• GIVEN ENTRIES:
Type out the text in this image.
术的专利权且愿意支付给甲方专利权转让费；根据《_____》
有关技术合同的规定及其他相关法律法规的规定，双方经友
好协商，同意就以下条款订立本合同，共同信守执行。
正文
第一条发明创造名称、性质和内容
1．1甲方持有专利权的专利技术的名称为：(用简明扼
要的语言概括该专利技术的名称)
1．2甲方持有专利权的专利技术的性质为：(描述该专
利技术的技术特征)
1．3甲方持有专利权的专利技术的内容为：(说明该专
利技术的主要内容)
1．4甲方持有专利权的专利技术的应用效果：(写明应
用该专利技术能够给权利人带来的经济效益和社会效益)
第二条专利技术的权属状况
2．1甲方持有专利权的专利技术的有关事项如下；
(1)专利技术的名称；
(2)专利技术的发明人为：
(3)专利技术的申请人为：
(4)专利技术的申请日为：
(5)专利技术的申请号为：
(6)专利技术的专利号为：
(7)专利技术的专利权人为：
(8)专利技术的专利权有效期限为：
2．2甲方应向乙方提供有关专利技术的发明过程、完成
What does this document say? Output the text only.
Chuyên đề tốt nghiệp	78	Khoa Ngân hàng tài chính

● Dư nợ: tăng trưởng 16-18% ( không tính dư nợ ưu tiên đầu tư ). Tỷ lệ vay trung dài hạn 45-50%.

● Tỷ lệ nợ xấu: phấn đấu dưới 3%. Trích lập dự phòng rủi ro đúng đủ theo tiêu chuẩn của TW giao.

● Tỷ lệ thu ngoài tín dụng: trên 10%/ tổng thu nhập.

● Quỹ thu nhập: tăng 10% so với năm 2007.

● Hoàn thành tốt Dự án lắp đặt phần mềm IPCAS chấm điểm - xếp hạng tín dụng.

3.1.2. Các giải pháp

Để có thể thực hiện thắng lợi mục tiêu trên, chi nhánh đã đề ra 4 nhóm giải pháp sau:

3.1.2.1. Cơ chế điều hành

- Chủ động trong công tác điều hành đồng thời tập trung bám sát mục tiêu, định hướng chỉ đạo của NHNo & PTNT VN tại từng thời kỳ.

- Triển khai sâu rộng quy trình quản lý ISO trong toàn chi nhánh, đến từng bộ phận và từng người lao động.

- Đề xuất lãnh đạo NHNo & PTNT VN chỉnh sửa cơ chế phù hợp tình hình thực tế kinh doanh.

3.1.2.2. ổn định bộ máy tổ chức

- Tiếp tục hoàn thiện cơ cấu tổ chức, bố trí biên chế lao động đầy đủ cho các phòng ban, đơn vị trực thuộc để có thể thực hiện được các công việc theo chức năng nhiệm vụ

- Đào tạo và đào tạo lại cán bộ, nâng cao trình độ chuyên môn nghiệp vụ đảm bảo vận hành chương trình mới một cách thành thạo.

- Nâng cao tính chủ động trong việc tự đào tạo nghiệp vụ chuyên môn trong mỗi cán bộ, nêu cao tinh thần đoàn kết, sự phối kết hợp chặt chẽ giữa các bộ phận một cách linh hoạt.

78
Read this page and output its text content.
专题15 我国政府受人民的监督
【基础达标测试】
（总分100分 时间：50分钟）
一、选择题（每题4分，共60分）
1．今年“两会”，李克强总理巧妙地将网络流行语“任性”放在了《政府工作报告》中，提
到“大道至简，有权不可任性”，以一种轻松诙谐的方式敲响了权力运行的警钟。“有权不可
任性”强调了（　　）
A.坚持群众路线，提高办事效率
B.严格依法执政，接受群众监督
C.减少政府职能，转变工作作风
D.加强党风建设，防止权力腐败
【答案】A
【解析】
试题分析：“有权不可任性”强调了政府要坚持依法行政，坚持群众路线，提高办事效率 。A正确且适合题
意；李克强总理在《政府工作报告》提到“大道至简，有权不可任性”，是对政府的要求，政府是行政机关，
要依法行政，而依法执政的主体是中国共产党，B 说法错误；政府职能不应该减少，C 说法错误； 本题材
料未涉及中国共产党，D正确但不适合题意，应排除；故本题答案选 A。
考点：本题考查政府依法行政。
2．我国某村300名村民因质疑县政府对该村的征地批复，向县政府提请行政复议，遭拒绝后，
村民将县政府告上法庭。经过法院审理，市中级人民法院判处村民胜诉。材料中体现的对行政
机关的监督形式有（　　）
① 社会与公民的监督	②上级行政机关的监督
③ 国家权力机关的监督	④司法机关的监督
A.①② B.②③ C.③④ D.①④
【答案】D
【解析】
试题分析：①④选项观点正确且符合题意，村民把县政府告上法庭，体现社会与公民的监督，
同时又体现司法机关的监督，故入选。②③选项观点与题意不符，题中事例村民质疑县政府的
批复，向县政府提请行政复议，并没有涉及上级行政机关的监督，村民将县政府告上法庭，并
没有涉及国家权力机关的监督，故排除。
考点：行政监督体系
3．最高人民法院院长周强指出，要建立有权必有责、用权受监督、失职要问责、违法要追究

• TO BE DONE:
Every entry should be printed again exactly as it stands.

• FINISHED TASK:
Type out the text in this image.
术的专利权且愿意支付给甲方专利权转让费；根据《_____》
有关技术合同的规定及其他相关法律法规的规定，双方经友
好协商，同意就以下条款订立本合同，共同信守执行。
正文
第一条发明创造名称、性质和内容
1．1甲方持有专利权的专利技术的名称为：(用简明扼
要的语言概括该专利技术的名称)
1．2甲方持有专利权的专利技术的性质为：(描述该专
利技术的技术特征)
1．3甲方持有专利权的专利技术的内容为：(说明该专
利技术的主要内容)
1．4甲方持有专利权的专利技术的应用效果：(写明应
用该专利技术能够给权利人带来的经济效益和社会效益)
第二条专利技术的权属状况
2．1甲方持有专利权的专利技术的有关事项如下；
(1)专利技术的名称；
(2)专利技术的发明人为：
(3)专利技术的申请人为：
(4)专利技术的申请日为：
(5)专利技术的申请号为：
(6)专利技术的专利号为：
(7)专利技术的专利权人为：
(8)专利技术的专利权有效期限为：
2．2甲方应向乙方提供有关专利技术的发明过程、完成
What does this document say? Output the text only.
Chuyên đề tốt nghiệp	78	Khoa Ngân hàng tài chính

● Dư nợ: tăng trưởng 16-18% ( không tính dư nợ ưu tiên đầu tư ). Tỷ lệ vay trung dài hạn 45-50%.

● Tỷ lệ nợ xấu: phấn đấu dưới 3%. Trích lập dự phòng rủi ro đúng đủ theo tiêu chuẩn của TW giao.

● Tỷ lệ thu ngoài tín dụng: trên 10%/ tổng thu nhập.

● Quỹ thu nhập: tăng 10% so với năm 2007.

● Hoàn thành tốt Dự án lắp đặt phần mềm IPCAS chấm điểm - xếp hạng tín dụng.

3.1.2. Các giải pháp

Để có thể thực hiện thắng lợi mục tiêu trên, chi nhánh đã đề ra 4 nhóm giải pháp sau:

3.1.2.1. Cơ chế điều hành

- Chủ động trong công tác điều hành đồng thời tập trung bám sát mục tiêu, định hướng chỉ đạo của NHNo & PTNT VN tại từng thời kỳ.

- Triển khai sâu rộng quy trình quản lý ISO trong toàn chi nhánh, đến từng bộ phận và từng người lao động.

- Đề xuất lãnh đạo NHNo & PTNT VN chỉnh sửa cơ chế phù hợp tình hình thực tế kinh doanh.

3.1.2.2. ổn định bộ máy tổ chức

- Tiếp tục hoàn thiện cơ cấu tổ chức, bố trí biên chế lao động đầy đủ cho các phòng ban, đơn vị trực thuộc để có thể thực hiện được các công việc theo chức năng nhiệm vụ

- Đào tạo và đào tạo lại cán bộ, nâng cao trình độ chuyên môn nghiệp vụ đảm bảo vận hành chương trình mới một cách thành thạo.

- Nâng cao tính chủ động trong việc tự đào tạo nghiệp vụ chuyên môn trong mỗi cán bộ, nêu cao tinh thần đoàn kết, sự phối kết hợp chặt chẽ giữa các bộ phận một cách linh hoạt.

78
Read this page and output its text content.
专题15 我国政府受人民的监督
【基础达标测试】
（总分100分 时间：50分钟）
一、选择题（每题4分，共60分）
1．今年“两会”，李克强总理巧妙地将网络流行语“任性”放在了《政府工作报告》中，提
到“大道至简，有权不可任性”，以一种轻松诙谐的方式敲响了权力运行的警钟。“有权不可
任性”强调了（　　）
A.坚持群众路线，提高办事效率
B.严格依法执政，接受群众监督
C.减少政府职能，转变工作作风
D.加强党风建设，防止权力腐败
【答案】A
【解析】
试题分析：“有权不可任性”强调了政府要坚持依法行政，坚持群众路线，提高办事效率 。A正确且适合题
意；李克强总理在《政府工作报告》提到“大道至简，有权不可任性”，是对政府的要求，政府是行政机关，
要依法行政，而依法执政的主体是中国共产党，B 说法错误；政府职能不应该减少，C 说法错误； 本题材
料未涉及中国共产党，D正确但不适合题意，应排除；故本题答案选 A。
考点：本题考查政府依法行政。
2．我国某村300名村民因质疑县政府对该村的征地批复，向县政府提请行政复议，遭拒绝后，
村民将县政府告上法庭。经过法院审理，市中级人民法院判处村民胜诉。材料中体现的对行政
机关的监督形式有（　　）
① 社会与公民的监督	②上级行政机关的监督
③ 国家权力机关的监督	④司法机关的监督
A.①② B.②③ C.③④ D.①④
【答案】D
【解析】
试题分析：①④选项观点正确且符合题意，村民把县政府告上法庭，体现社会与公民的监督，
同时又体现司法机关的监督，故入选。②③选项观点与题意不符，题中事例村民质疑县政府的
批复，向县政府提请行政复议，并没有涉及上级行政机关的监督，村民将县政府告上法庭，并
没有涉及国家权力机关的监督，故排除。
考点：行政监督体系
3．最高人民法院院长周强指出，要建立有权必有责、用权受监督、失职要问责、违法要追究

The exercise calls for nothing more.